AIM: Go through the lines below. Copy those with "this".

-- START OF SUPPLIED MATERIAL --

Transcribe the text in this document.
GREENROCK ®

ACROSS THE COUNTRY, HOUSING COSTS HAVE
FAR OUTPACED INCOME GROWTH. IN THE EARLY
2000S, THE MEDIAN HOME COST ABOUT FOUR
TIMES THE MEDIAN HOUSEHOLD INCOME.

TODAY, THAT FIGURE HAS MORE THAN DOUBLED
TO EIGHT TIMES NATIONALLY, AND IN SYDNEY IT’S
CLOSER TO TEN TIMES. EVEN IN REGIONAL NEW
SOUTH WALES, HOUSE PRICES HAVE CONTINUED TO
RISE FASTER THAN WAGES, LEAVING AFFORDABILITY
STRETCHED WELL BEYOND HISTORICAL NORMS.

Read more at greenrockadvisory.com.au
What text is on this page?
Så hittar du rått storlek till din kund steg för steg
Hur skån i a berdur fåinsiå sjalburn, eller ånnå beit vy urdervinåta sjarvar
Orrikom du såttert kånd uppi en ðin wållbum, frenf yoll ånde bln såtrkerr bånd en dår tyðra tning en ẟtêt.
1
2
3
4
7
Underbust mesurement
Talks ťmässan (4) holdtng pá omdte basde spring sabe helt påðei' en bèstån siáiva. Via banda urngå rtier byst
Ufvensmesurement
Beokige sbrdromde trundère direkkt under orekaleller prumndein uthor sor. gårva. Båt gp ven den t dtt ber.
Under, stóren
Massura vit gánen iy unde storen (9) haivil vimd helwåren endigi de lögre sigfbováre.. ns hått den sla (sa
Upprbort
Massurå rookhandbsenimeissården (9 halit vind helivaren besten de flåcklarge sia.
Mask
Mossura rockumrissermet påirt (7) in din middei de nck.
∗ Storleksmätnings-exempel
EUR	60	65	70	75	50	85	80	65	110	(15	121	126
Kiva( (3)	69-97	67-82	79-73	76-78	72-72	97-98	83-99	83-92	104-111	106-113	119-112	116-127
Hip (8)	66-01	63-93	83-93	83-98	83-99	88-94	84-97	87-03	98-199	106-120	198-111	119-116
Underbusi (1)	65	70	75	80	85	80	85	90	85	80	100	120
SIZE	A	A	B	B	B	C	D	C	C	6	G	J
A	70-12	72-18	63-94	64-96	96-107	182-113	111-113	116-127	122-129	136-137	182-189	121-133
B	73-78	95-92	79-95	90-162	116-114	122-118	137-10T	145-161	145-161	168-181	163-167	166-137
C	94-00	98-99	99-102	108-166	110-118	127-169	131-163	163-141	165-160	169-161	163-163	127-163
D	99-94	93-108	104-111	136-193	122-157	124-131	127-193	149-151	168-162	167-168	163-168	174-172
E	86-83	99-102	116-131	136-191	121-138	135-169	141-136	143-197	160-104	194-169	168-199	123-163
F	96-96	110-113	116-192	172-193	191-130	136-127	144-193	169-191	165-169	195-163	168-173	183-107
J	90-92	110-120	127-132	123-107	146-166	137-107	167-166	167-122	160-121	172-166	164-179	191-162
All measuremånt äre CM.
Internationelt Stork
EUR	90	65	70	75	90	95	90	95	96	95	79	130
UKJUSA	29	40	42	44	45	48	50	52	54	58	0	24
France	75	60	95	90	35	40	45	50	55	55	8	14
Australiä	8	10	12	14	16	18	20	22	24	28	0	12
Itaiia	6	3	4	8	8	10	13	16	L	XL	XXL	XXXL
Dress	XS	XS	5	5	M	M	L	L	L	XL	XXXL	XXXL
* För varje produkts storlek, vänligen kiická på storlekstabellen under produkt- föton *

-- END OF SUPPLIED MATERIAL --

FINISHED ANSWER:
Transcribe the text in this document.
What text is on this page?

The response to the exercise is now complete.